▸ What is expected
Below are some entries; can you quote all of them exactly?

▸ Material supplied
.....

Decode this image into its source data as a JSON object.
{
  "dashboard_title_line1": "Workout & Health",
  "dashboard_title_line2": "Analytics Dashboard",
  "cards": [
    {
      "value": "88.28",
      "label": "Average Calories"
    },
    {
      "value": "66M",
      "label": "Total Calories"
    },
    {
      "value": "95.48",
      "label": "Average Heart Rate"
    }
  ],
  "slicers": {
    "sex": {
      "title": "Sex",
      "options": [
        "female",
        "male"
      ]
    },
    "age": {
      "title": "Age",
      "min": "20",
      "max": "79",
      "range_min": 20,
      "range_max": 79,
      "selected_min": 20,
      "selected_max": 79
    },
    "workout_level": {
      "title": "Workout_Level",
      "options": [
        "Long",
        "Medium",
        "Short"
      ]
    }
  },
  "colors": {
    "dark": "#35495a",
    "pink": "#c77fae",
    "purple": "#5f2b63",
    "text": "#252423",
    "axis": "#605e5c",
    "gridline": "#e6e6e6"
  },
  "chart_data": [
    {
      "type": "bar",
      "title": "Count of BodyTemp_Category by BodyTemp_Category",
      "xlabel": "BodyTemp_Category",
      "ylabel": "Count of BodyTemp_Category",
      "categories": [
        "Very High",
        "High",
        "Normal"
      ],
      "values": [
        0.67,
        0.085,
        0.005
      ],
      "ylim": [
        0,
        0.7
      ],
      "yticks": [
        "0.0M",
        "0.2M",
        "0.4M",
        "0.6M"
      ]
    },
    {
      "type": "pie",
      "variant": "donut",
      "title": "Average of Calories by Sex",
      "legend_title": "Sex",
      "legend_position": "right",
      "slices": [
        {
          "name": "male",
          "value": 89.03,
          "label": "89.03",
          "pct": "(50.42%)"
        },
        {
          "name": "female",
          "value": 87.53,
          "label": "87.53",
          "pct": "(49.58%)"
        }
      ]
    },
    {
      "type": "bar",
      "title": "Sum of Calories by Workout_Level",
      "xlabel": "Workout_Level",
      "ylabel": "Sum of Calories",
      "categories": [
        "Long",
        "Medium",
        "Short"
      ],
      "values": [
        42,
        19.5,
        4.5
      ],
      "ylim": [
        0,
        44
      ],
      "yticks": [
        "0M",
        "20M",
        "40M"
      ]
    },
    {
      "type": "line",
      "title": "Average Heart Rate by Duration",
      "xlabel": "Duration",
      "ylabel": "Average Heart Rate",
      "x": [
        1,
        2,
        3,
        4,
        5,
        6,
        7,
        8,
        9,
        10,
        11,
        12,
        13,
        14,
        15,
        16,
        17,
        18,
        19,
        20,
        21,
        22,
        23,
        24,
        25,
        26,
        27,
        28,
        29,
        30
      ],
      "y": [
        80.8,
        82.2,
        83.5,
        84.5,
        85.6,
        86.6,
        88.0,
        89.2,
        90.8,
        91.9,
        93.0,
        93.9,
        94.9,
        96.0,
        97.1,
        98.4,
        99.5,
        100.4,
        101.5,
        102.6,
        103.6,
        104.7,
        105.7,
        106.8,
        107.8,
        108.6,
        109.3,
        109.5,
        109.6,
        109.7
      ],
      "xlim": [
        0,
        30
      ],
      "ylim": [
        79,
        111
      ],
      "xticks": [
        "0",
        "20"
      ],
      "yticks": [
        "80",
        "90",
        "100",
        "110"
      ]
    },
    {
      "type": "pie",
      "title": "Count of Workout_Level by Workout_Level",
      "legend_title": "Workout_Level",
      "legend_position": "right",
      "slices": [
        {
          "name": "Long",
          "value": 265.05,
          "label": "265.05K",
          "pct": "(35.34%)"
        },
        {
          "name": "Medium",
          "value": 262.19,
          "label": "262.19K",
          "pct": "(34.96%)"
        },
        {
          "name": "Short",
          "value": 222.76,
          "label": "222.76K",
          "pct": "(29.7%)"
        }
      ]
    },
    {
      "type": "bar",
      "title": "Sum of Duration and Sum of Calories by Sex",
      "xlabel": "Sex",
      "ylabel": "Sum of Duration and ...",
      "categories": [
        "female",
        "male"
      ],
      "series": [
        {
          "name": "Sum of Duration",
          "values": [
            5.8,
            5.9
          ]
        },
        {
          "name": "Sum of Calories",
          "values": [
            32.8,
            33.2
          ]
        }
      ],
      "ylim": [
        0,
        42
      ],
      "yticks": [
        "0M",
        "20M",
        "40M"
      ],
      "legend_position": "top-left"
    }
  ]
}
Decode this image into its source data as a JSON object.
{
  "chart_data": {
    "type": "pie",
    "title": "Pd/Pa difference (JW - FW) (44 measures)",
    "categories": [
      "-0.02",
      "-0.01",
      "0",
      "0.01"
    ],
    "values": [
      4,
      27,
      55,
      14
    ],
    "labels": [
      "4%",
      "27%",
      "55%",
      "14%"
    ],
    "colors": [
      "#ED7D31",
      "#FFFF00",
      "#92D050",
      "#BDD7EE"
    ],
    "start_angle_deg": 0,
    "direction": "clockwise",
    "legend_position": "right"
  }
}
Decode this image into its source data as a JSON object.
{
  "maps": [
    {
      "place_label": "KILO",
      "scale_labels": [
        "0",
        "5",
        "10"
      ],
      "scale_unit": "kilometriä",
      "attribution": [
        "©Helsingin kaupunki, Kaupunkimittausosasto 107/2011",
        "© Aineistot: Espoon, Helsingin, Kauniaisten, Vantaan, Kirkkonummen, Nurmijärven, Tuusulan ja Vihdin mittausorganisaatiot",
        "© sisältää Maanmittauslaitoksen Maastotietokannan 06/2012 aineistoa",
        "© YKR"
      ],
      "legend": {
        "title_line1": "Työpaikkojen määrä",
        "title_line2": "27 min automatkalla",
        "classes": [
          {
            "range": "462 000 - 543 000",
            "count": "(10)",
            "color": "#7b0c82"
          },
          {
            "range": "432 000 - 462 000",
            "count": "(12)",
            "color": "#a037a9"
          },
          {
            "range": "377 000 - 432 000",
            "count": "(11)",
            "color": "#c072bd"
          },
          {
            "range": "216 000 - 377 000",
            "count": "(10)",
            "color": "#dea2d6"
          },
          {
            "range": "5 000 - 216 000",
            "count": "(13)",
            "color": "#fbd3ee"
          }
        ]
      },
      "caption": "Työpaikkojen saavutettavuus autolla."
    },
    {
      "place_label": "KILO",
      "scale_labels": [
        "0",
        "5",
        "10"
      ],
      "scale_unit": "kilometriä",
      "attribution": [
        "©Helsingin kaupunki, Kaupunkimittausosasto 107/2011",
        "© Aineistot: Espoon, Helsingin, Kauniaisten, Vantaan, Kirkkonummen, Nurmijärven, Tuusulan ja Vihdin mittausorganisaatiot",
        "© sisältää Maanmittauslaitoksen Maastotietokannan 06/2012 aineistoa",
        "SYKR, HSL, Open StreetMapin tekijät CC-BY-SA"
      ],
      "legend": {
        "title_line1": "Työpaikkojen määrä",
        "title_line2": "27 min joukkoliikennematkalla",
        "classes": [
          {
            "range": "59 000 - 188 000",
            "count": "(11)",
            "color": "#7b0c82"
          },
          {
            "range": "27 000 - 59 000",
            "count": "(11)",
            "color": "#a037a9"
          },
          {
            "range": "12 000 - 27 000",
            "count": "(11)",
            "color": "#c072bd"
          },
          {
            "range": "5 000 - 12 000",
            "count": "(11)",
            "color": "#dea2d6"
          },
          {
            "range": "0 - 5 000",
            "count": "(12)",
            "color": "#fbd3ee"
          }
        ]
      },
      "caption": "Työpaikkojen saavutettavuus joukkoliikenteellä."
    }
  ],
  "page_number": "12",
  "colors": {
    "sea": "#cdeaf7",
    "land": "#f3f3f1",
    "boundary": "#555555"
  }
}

.....

▸ Solution for this task
Decode this image into its source data as a JSON object.
{
  "dashboard_title_line1": "Workout & Health",
  "dashboard_title_line2": "Analytics Dashboard",
  "cards": [
    {
      "value": "88.28",
      "label": "Average Calories"
    },
    {
      "value": "66M",
      "label": "Total Calories"
    },
    {
      "value": "95.48",
      "label": "Average Heart Rate"
    }
  ],
  "slicers": {
    "sex": {
      "title": "Sex",
      "options": [
        "female",
        "male"
      ]
    },
    "age": {
      "title": "Age",
      "min": "20",
      "max": "79",
      "range_min": 20,
      "range_max": 79,
      "selected_min": 20,
      "selected_max": 79
    },
    "workout_level": {
      "title": "Workout_Level",
      "options": [
        "Long",
        "Medium",
        "Short"
      ]
    }
  },
  "colors": {
    "dark": "#35495a",
    "pink": "#c77fae",
    "purple": "#5f2b63",
    "text": "#252423",
    "axis": "#605e5c",
    "gridline": "#e6e6e6"
  },
  "chart_data": [
    {
      "type": "bar",
      "title": "Count of BodyTemp_Category by BodyTemp_Category",
      "xlabel": "BodyTemp_Category",
      "ylabel": "Count of BodyTemp_Category",
      "categories": [
        "Very High",
        "High",
        "Normal"
      ],
      "values": [
        0.67,
        0.085,
        0.005
      ],
      "ylim": [
        0,
        0.7
      ],
      "yticks": [
        "0.0M",
        "0.2M",
        "0.4M",
        "0.6M"
      ]
    },
    {
      "type": "pie",
      "variant": "donut",
      "title": "Average of Calories by Sex",
      "legend_title": "Sex",
      "legend_position": "right",
      "slices": [
        {
          "name": "male",
          "value": 89.03,
          "label": "89.03",
          "pct": "(50.42%)"
        },
        {
          "name": "female",
          "value": 87.53,
          "label": "87.53",
          "pct": "(49.58%)"
        }
      ]
    },
    {
      "type": "bar",
      "title": "Sum of Calories by Workout_Level",
      "xlabel": "Workout_Level",
      "ylabel": "Sum of Calories",
      "categories": [
        "Long",
        "Medium",
        "Short"
      ],
      "values": [
        42,
        19.5,
        4.5
      ],
      "ylim": [
        0,
        44
      ],
      "yticks": [
        "0M",
        "20M",
        "40M"
      ]
    },
    {
      "type": "line",
      "title": "Average Heart Rate by Duration",
      "xlabel": "Duration",
      "ylabel": "Average Heart Rate",
      "x": [
        1,
        2,
        3,
        4,
        5,
        6,
        7,
        8,
        9,
        10,
        11,
        12,
        13,
        14,
        15,
        16,
        17,
        18,
        19,
        20,
        21,
        22,
        23,
        24,
        25,
        26,
        27,
        28,
        29,
        30
      ],
      "y": [
        80.8,
        82.2,
        83.5,
        84.5,
        85.6,
        86.6,
        88.0,
        89.2,
        90.8,
        91.9,
        93.0,
        93.9,
        94.9,
        96.0,
        97.1,
        98.4,
        99.5,
        100.4,
        101.5,
        102.6,
        103.6,
        104.7,
        105.7,
        106.8,
        107.8,
        108.6,
        109.3,
        109.5,
        109.6,
        109.7
      ],
      "xlim": [
        0,
        30
      ],
      "ylim": [
        79,
        111
      ],
      "xticks": [
        "0",
        "20"
      ],
      "yticks": [
        "80",
        "90",
        "100",
        "110"
      ]
    },
    {
      "type": "pie",
      "title": "Count of Workout_Level by Workout_Level",
      "legend_title": "Workout_Level",
      "legend_position": "right",
      "slices": [
        {
          "name": "Long",
          "value": 265.05,
          "label": "265.05K",
          "pct": "(35.34%)"
        },
        {
          "name": "Medium",
          "value": 262.19,
          "label": "262.19K",
          "pct": "(34.96%)"
        },
        {
          "name": "Short",
          "value": 222.76,
          "label": "222.76K",
          "pct": "(29.7%)"
        }
      ]
    },
    {
      "type": "bar",
      "title": "Sum of Duration and Sum of Calories by Sex",
      "xlabel": "Sex",
      "ylabel": "Sum of Duration and ...",
      "categories": [
        "female",
        "male"
      ],
      "series": [
        {
          "name": "Sum of Duration",
          "values": [
            5.8,
            5.9
          ]
        },
        {
          "name": "Sum of Calories",
          "values": [
            32.8,
            33.2
          ]
        }
      ],
      "ylim": [
        0,
        42
      ],
      "yticks": [
        "0M",
        "20M",
        "40M"
      ],
      "legend_position": "top-left"
    }
  ]
}
Decode this image into its source data as a JSON object.
{
  "chart_data": {
    "type": "pie",
    "title": "Pd/Pa difference (JW - FW) (44 measures)",
    "categories": [
      "-0.02",
      "-0.01",
      "0",
      "0.01"
    ],
    "values": [
      4,
      27,
      55,
      14
    ],
    "labels": [
      "4%",
      "27%",
      "55%",
      "14%"
    ],
    "colors": [
      "#ED7D31",
      "#FFFF00",
      "#92D050",
      "#BDD7EE"
    ],
    "start_angle_deg": 0,
    "direction": "clockwise",
    "legend_position": "right"
  }
}
Decode this image into its source data as a JSON object.
{
  "maps": [
    {
      "place_label": "KILO",
      "scale_labels": [
        "0",
        "5",
        "10"
      ],
      "scale_unit": "kilometriä",
      "attribution": [
        "©Helsingin kaupunki, Kaupunkimittausosasto 107/2011",
        "© Aineistot: Espoon, Helsingin, Kauniaisten, Vantaan, Kirkkonummen, Nurmijärven, Tuusulan ja Vihdin mittausorganisaatiot",
        "© sisältää Maanmittauslaitoksen Maastotietokannan 06/2012 aineistoa",
        "© YKR"
      ],
      "legend": {
        "title_line1": "Työpaikkojen määrä",
        "title_line2": "27 min automatkalla",
        "classes": [
          {
            "range": "462 000 - 543 000",
            "count": "(10)",
            "color": "#7b0c82"
          },
          {
            "range": "432 000 - 462 000",
            "count": "(12)",
            "color": "#a037a9"
          },
          {
            "range": "377 000 - 432 000",
            "count": "(11)",
            "color": "#c072bd"
          },
          {
            "range": "216 000 - 377 000",
            "count": "(10)",
            "color": "#dea2d6"
          },
          {
            "range": "5 000 - 216 000",
            "count": "(13)",
            "color": "#fbd3ee"
          }
        ]
      },
      "caption": "Työpaikkojen saavutettavuus autolla."
    },
    {
      "place_label": "KILO",
      "scale_labels": [
        "0",
        "5",
        "10"
      ],
      "scale_unit": "kilometriä",
      "attribution": [
        "©Helsingin kaupunki, Kaupunkimittausosasto 107/2011",
        "© Aineistot: Espoon, Helsingin, Kauniaisten, Vantaan, Kirkkonummen, Nurmijärven, Tuusulan ja Vihdin mittausorganisaatiot",
        "© sisältää Maanmittauslaitoksen Maastotietokannan 06/2012 aineistoa",
        "SYKR, HSL, Open StreetMapin tekijät CC-BY-SA"
      ],
      "legend": {
        "title_line1": "Työpaikkojen määrä",
        "title_line2": "27 min joukkoliikennematkalla",
        "classes": [
          {
            "range": "59 000 - 188 000",
            "count": "(11)",
            "color": "#7b0c82"
          },
          {
            "range": "27 000 - 59 000",
            "count": "(11)",
            "color": "#a037a9"
          },
          {
            "range": "12 000 - 27 000",
            "count": "(11)",
            "color": "#c072bd"
          },
          {
            "range": "5 000 - 12 000",
            "count": "(11)",
            "color": "#dea2d6"
          },
          {
            "range": "0 - 5 000",
            "count": "(12)",
            "color": "#fbd3ee"
          }
        ]
      },
      "caption": "Työpaikkojen saavutettavuus joukkoliikenteellä."
    }
  ],
  "page_number": "12",
  "colors": {
    "sea": "#cdeaf7",
    "land": "#f3f3f1",
    "boundary": "#555555"
  }
}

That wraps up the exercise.